## ENTRIES SHOWN
--- start ---
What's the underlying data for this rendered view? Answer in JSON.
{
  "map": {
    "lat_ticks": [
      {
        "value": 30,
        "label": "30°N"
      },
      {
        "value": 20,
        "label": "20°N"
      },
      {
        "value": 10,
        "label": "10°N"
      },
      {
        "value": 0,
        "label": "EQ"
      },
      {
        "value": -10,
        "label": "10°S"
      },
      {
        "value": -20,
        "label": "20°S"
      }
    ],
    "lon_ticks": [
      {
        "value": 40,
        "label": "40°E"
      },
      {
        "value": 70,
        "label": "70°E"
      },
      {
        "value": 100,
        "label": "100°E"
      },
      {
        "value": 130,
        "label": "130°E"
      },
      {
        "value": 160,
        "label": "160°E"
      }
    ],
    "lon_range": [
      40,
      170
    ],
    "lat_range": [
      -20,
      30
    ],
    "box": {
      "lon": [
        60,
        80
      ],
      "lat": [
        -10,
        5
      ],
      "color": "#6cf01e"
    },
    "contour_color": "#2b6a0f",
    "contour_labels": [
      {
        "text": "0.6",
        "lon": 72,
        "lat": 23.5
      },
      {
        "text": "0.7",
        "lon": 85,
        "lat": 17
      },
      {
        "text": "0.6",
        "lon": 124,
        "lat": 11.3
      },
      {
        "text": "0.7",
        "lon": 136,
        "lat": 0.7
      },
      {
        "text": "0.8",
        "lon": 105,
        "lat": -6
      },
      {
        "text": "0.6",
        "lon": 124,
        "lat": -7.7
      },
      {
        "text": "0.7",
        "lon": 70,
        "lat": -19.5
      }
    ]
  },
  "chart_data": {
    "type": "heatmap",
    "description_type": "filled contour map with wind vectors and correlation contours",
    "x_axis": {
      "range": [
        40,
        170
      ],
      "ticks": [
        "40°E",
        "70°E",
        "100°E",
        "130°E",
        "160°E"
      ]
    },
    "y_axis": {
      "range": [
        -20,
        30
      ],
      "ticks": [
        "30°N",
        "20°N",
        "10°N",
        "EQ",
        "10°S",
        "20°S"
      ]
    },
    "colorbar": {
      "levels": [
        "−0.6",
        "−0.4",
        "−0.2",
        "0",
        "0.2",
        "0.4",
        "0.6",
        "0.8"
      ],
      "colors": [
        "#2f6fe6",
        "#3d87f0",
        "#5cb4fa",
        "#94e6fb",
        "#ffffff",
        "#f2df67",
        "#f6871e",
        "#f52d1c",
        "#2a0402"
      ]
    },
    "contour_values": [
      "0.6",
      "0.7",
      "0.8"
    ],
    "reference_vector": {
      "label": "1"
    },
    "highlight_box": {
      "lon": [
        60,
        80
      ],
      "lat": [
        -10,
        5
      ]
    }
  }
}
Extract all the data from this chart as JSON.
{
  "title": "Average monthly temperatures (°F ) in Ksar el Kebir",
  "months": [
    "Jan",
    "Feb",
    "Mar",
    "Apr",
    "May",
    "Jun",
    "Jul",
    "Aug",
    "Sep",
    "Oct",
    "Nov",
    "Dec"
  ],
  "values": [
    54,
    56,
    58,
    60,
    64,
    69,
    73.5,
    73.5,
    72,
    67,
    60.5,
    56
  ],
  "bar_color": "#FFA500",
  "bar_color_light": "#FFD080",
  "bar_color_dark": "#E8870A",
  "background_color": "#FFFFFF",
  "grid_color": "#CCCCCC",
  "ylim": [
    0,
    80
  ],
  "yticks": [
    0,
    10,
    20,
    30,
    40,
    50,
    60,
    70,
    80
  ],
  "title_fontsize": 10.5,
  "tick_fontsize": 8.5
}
--- end ---
## WHAT NEEDS TO BE DONE
Your task is to transcribe the listing above in full, exactly as given.

## TASK SOLUTION
What's the underlying data for this rendered view? Answer in JSON.
{
  "map": {
    "lat_ticks": [
      {
        "value": 30,
        "label": "30°N"
      },
      {
        "value": 20,
        "label": "20°N"
      },
      {
        "value": 10,
        "label": "10°N"
      },
      {
        "value": 0,
        "label": "EQ"
      },
      {
        "value": -10,
        "label": "10°S"
      },
      {
        "value": -20,
        "label": "20°S"
      }
    ],
    "lon_ticks": [
      {
        "value": 40,
        "label": "40°E"
      },
      {
        "value": 70,
        "label": "70°E"
      },
      {
        "value": 100,
        "label": "100°E"
      },
      {
        "value": 130,
        "label": "130°E"
      },
      {
        "value": 160,
        "label": "160°E"
      }
    ],
    "lon_range": [
      40,
      170
    ],
    "lat_range": [
      -20,
      30
    ],
    "box": {
      "lon": [
        60,
        80
      ],
      "lat": [
        -10,
        5
      ],
      "color": "#6cf01e"
    },
    "contour_color": "#2b6a0f",
    "contour_labels": [
      {
        "text": "0.6",
        "lon": 72,
        "lat": 23.5
      },
      {
        "text": "0.7",
        "lon": 85,
        "lat": 17
      },
      {
        "text": "0.6",
        "lon": 124,
        "lat": 11.3
      },
      {
        "text": "0.7",
        "lon": 136,
        "lat": 0.7
      },
      {
        "text": "0.8",
        "lon": 105,
        "lat": -6
      },
      {
        "text": "0.6",
        "lon": 124,
        "lat": -7.7
      },
      {
        "text": "0.7",
        "lon": 70,
        "lat": -19.5
      }
    ]
  },
  "chart_data": {
    "type": "heatmap",
    "description_type": "filled contour map with wind vectors and correlation contours",
    "x_axis": {
      "range": [
        40,
        170
      ],
      "ticks": [
        "40°E",
        "70°E",
        "100°E",
        "130°E",
        "160°E"
      ]
    },
    "y_axis": {
      "range": [
        -20,
        30
      ],
      "ticks": [
        "30°N",
        "20°N",
        "10°N",
        "EQ",
        "10°S",
        "20°S"
      ]
    },
    "colorbar": {
      "levels": [
        "−0.6",
        "−0.4",
        "−0.2",
        "0",
        "0.2",
        "0.4",
        "0.6",
        "0.8"
      ],
      "colors": [
        "#2f6fe6",
        "#3d87f0",
        "#5cb4fa",
        "#94e6fb",
        "#ffffff",
        "#f2df67",
        "#f6871e",
        "#f52d1c",
        "#2a0402"
      ]
    },
    "contour_values": [
      "0.6",
      "0.7",
      "0.8"
    ],
    "reference_vector": {
      "label": "1"
    },
    "highlight_box": {
      "lon": [
        60,
        80
      ],
      "lat": [
        -10,
        5
      ]
    }
  }
}
Extract all the data from this chart as JSON.
{
  "title": "Average monthly temperatures (°F ) in Ksar el Kebir",
  "months": [
    "Jan",
    "Feb",
    "Mar",
    "Apr",
    "May",
    "Jun",
    "Jul",
    "Aug",
    "Sep",
    "Oct",
    "Nov",
    "Dec"
  ],
  "values": [
    54,
    56,
    58,
    60,
    64,
    69,
    73.5,
    73.5,
    72,
    67,
    60.5,
    56
  ],
  "bar_color": "#FFA500",
  "bar_color_light": "#FFD080",
  "bar_color_dark": "#E8870A",
  "background_color": "#FFFFFF",
  "grid_color": "#CCCCCC",
  "ylim": [
    0,
    80
  ],
  "yticks": [
    0,
    10,
    20,
    30,
    40,
    50,
    60,
    70,
    80
  ],
  "title_fontsize": 10.5,
  "tick_fontsize": 8.5
}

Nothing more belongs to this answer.